# WHAT YOU WILL DO:
Return the lines starting at the one containing "- III-oxygen: O: [704, 1298, 718, 1319]" and ending at the one containing "- scheme-2-title: Scheme", reproducing each character for character.

# RECORDS FOR THIS TASK:
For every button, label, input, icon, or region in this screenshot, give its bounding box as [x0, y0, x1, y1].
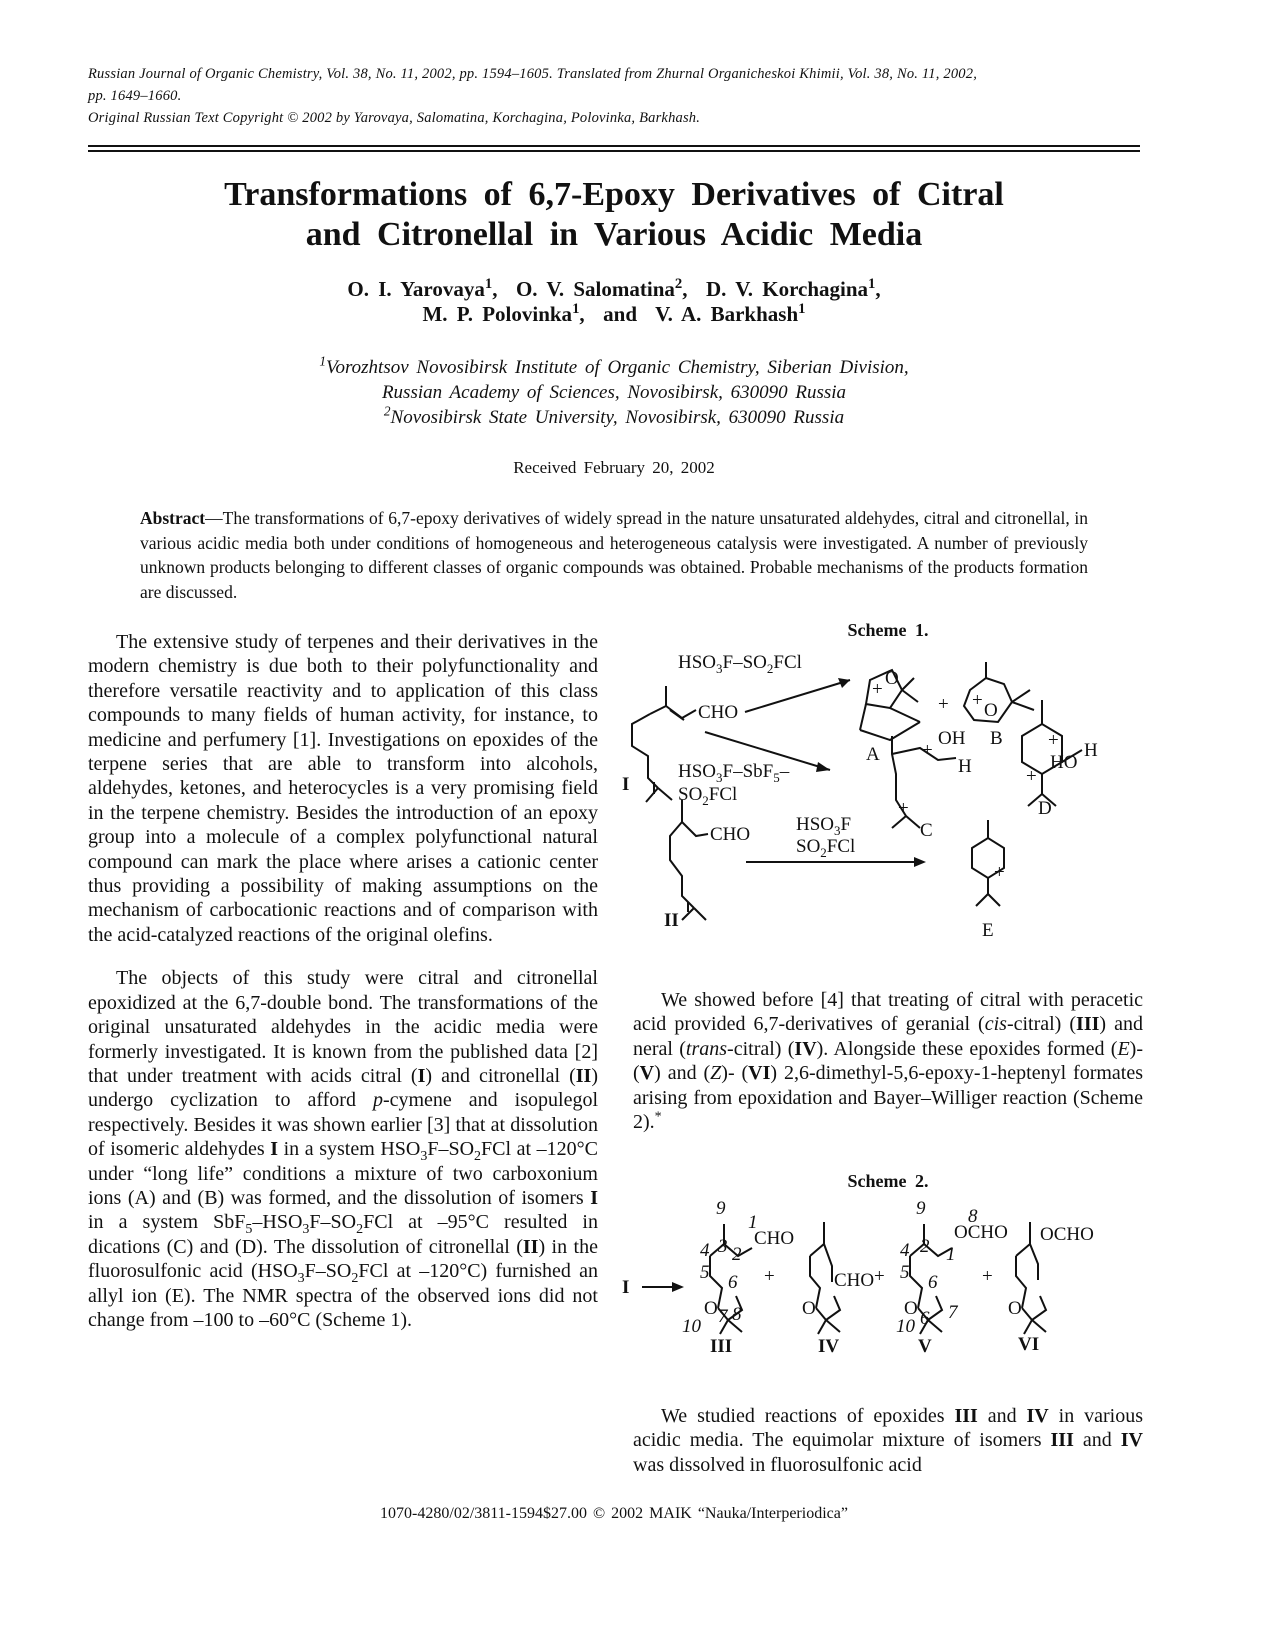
- III-oxygen: O: [704, 1298, 718, 1319]
- label-II: II: [664, 910, 679, 931]
- affiliation-1-mark: 1: [319, 353, 326, 369]
- scheme-2-title: Scheme 2.: [847, 1171, 929, 1191]
- author-list: O. I. Yarovaya$^1$, O. V. Salomatina$^2$, D. V. Korchagina$^1$, M. P. Polovinka$^1$, and V. A. Barkhash$^1$: [347, 276, 881, 326]
- label-VI: VI: [1018, 1334, 1040, 1355]
- label-I: I: [622, 774, 630, 795]
- VI-ocho: OCHO: [1040, 1224, 1094, 1245]
- reagent-bottom-1: $HSO_3F$: [796, 814, 852, 838]
- scheme1-cho-I: CHO: [698, 702, 739, 723]
- dication-D-charge-1: +: [1048, 730, 1059, 751]
- V-num-9: 9: [916, 1198, 926, 1219]
- dication-C-charge-2: +: [898, 798, 909, 819]
- affiliation-1-line-2: Russian Academy of Sciences, Novosibirsk, 630090 Russia: [381, 382, 847, 403]
- III-cho: CHO: [754, 1228, 795, 1249]
- left-column: [88, 630, 598, 1332]
- reagent-mid-2: $SO_2FCl$: [678, 784, 738, 808]
- scheme1-cho-II: CHO: [710, 824, 751, 845]
- III-num-4: 4: [700, 1240, 710, 1261]
- VI-oxygen: O: [1008, 1298, 1022, 1319]
- dication-C-h: H: [958, 756, 972, 777]
- III-num-2: 2: [732, 1244, 742, 1265]
- ion-B-oxygen: O: [984, 700, 998, 721]
- label-V: V: [918, 1336, 932, 1357]
- author-and: and: [603, 302, 638, 326]
- label-A: A: [866, 744, 880, 765]
- label-E: E: [982, 920, 994, 941]
- affiliation-2-mark: 2: [383, 403, 391, 419]
- author-4-affil: 1: [572, 301, 580, 317]
- label-III: III: [710, 1336, 733, 1357]
- author-1-affil: 1: [484, 276, 493, 292]
- dication-D-h: H: [1084, 740, 1098, 761]
- scheme-2-figure: [620, 1200, 1140, 1360]
- author-2-affil: 2: [674, 276, 683, 292]
- ion-B-charge: +: [972, 690, 983, 711]
- header-rule-top: [88, 145, 1140, 147]
- V-num-10: 10: [896, 1316, 915, 1337]
- title-line-2: and Citronellal in Various Acidic Media: [305, 216, 923, 253]
- V-num-1: 1: [946, 1244, 956, 1265]
- copyright-footer: 1070-4280/02/3811-1594$27.00 © 2002 MAIK “Nauka/Interperiodica”: [380, 1505, 848, 1522]
- V-num-6b: 6: [920, 1308, 930, 1329]
- III-num-7: 7: [718, 1306, 728, 1327]
- author-3-affil: 1: [868, 276, 876, 292]
- arrow-top: [745, 680, 850, 712]
- label-IV: IV: [818, 1336, 840, 1357]
- IV-cho: CHO: [834, 1270, 875, 1291]
- V-num-7: 7: [948, 1302, 958, 1323]
- label-B: B: [990, 728, 1003, 749]
- reagent-top: $HSO_3F-SO_2FCl$: [678, 652, 802, 676]
- III-num-9: 9: [716, 1198, 726, 1219]
- plus-IV-V: +: [874, 1266, 885, 1287]
- paragraph-intro: The extensive study of terpenes and their derivatives in the modern chemistry is due both to their polyfunctionality and therefore versatile reactivity and to application of this class compounds to many fields of human activity, for instance, to medicine and perfumery [1]. Investigations on epoxides of the terpene series that are able to transform into alcohols, aldehydes, ketones, and heterocycles is a very promising field in the terpene chemistry. Besides the introduction of an epoxy group into a molecule of a complex polyfunctional natural compound can mark the place where arises a cationic center thus providing a possibility of making assumptions on the mechanism of carbocationic reactions and of comparison with the acid-catalyzed reactions of the original olefins.: [88, 631, 598, 946]
- III-num-5: 5: [700, 1262, 710, 1283]
- plus-III-IV: +: [764, 1266, 775, 1287]
- allyl-ion-E-charge: +: [994, 862, 1005, 883]
- header-line-2: pp. 1649–1660.: [88, 88, 182, 104]
- V-num-6: 6: [928, 1272, 938, 1293]
- paper-title: [88, 175, 1140, 255]
- V-num-8: 8: [968, 1206, 978, 1227]
- reagent-bottom-2: $SO_2FCl$: [796, 836, 856, 860]
- title-line-1: Transformations of 6,7-Epoxy Derivatives of Citral: [224, 176, 1004, 213]
- III-num-10: 10: [682, 1316, 701, 1337]
- reagent-mid-1: $HSO_3F-SbF_5-$: [678, 761, 790, 785]
- plus-A-B: +: [938, 694, 949, 715]
- paragraph-objects: The objects of this study were citral and citronellal epoxidized at the 6,7-double bond. The transformations of the original unsaturated aldehydes in the acidic media were formerly investigated. It is known from the published data [2] that under treatment with acids citral (I) and citronellal (II) undergo cyclization to afford p-cymene and isopulegol respectively. Besides it was shown earlier [3] that at dissolution of isomeric aldehydes I in a system $HSO_3F-SO_2FCl$ at –120°C under “long life” conditions a mixture of two carboxonium ions (A) and (B) was formed, and the dissolution of isomers I in a system $SbF_5-HSO_3F-SO_2FCl$ at –95°C resulted in dications (C) and (D). The dissolution of citronellal (II) in the fluorosulfonic acid ($HSO_3F-SO_2FCl$ at –120°C) furnished an allyl ion (E). The NMR spectra of the observed ions did not change from –100 to –60°C (Scheme 1).: [88, 967, 598, 1331]
- header-line-1: Russian Journal of Organic Chemistry, Vol. 38, No. 11, 2002, pp. 1594–1605. Translated from Zhurnal Organicheskoi Khimii, Vol. 38, No. 11, 2002,: [88, 66, 978, 82]
- V-oxygen: O: [904, 1298, 918, 1319]
- scheme2-label-I: I: [622, 1277, 630, 1298]
- ion-A-charge: +: [872, 679, 883, 700]
- abstract-label: Abstract: [140, 508, 206, 528]
- scheme-1-title: Scheme 1.: [847, 620, 929, 640]
- dication-D-charge-2: +: [1026, 766, 1037, 787]
- label-D: D: [1038, 798, 1052, 819]
- affiliation-2: Novosibirsk State University, Novosibirsk, 630090 Russia: [390, 407, 845, 428]
- abstract-text: —The transformations of 6,7-epoxy derivatives of widely spread in the nature unsaturated aldehydes, citral and citronellal, in various acidic media both under conditions of homogeneous and heterogeneous catalysis were investigated. A number of previously unknown products belonging to different classes of organic compounds was obtained. Probable mechanisms of the products formation are discussed.: [140, 508, 1088, 602]
- dication-D-ho: HO: [1050, 752, 1078, 773]
- header-line-3: Original Russian Text Copyright © 2002 by Yarovaya, Salomatina, Korchagina, Polovinka, Barkhash.: [88, 110, 701, 126]
- III-num-1: 1: [748, 1212, 758, 1233]
- header-rule-bottom: [88, 150, 1140, 152]
- author-3: D. V. Korchagina: [706, 277, 869, 301]
- paragraph-reactions: We studied reactions of epoxides III and IV in various acidic media. The equimolar mixture of isomers III and IV was dissolved in fluorosulfonic acid: [633, 1405, 1143, 1476]
- journal-header: [88, 63, 1188, 129]
- affiliation-1-line-1: Vorozhtsov Novosibirsk Institute of Organic Chemistry, Siberian Division,: [325, 357, 909, 378]
- IV-oxygen: O: [802, 1298, 816, 1319]
- author-4: M. P. Polovinka: [422, 302, 573, 326]
- V-num-2: 2: [920, 1236, 930, 1257]
- abstract: [140, 506, 1088, 604]
- compound-II-structure: [670, 800, 708, 920]
- V-num-4: 4: [900, 1240, 910, 1261]
- affiliations: [88, 355, 1140, 430]
- received-date: Received February 20, 2002: [513, 458, 715, 477]
- footnote-mark: *: [654, 1109, 662, 1125]
- V-ocho: OCHO: [954, 1222, 1008, 1243]
- dication-C-oh: OH: [938, 728, 966, 749]
- III-num-6: 6: [728, 1272, 738, 1293]
- author-5-affil: 1: [798, 301, 806, 317]
- III-num-3: 3: [718, 1236, 728, 1257]
- paragraph-epoxidation: We showed before [4] that treating of citral with peracetic acid provided 6,7-derivatives of geranial (cis-citral) (III) and neral (trans-citral) (IV). Alongside these epoxides formed (E)- (V) and (Z)- (VI) 2,6-dimethyl-5,6-epoxy-1-heptenyl formates arising from epoxidation and Bayer–Williger reaction (Scheme 2).*: [633, 989, 1144, 1134]
- author-2: O. V. Salomatina: [515, 277, 675, 301]
- III-num-8: 8: [732, 1304, 742, 1325]
- plus-V-VI: +: [982, 1266, 993, 1287]
- scheme-1-figure: [620, 650, 1140, 970]
- author-1: O. I. Yarovaya: [347, 277, 485, 301]
- V-num-5: 5: [900, 1262, 910, 1283]
- label-C: C: [920, 820, 933, 841]
- dication-C-charge-1: +: [922, 740, 933, 761]
- author-5: V. A. Barkhash: [655, 302, 799, 326]
- ion-A-oxygen: O: [885, 668, 899, 689]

# RESULT OF THE EXERCISE:
- III-oxygen: O: [704, 1298, 718, 1319]
- label-II: II: [664, 910, 679, 931]
- affiliation-1-mark: 1: [319, 353, 326, 369]
- scheme-2-title: Scheme 2.: [847, 1171, 929, 1191]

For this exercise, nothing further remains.